Report how many lines contain "транспортных", with no other words.

===== Supplied entries

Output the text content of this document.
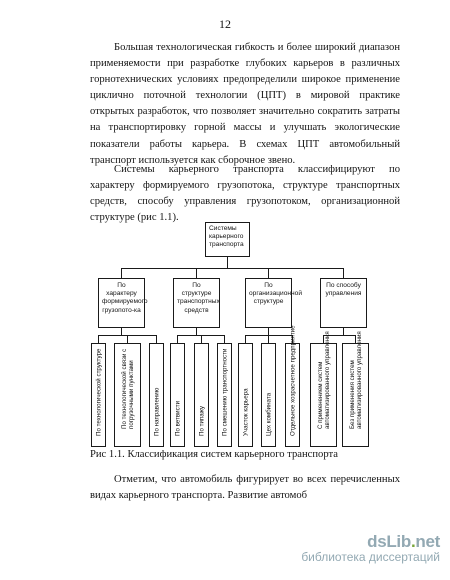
12

Большая технологическая гибкость и более широкий диапазон применяемости при разработке глубоких карьеров в различных горнотехнических условиях предопределили широкое применение циклично поточной технологии (ЦПТ) в мировой практике открытых разработок, что позволяет значительно сократить затраты на транспортировку горной массы и улучшать экологические показатели работы карьера. В схемах ЦПТ автомобильный транспорт используется как сборочное звено.

Системы карьерного транспорта классифицируют по характеру формируемого грузопотока, структуре транспортных средств, способу управления грузопотоком, организационной структуре (рис 1.1).

Системы карьерного транспорта
По характеру формируемого грузопото-ка
По структуре транспортных средств
По организационной структуре
По способу управления
По технологической структуре	По технологической связи с погрузочными пунктами	По направлению По ветвисти	По типажу	По смешению транспортности Участок карьера	Цех комбината	Отдельное хозрасчетное предприятие	С применением систем автоматизированного управления	Без применения систем автоматизированного управления
Рис 1.1. Классификация систем карьерного транспорта

Отметим, что автомобиль фигурирует во всех перечисленных видах карьерного транспорта. Развитие автомоб

dsLib.net
библиотека диссертаций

==========

# Task solution
2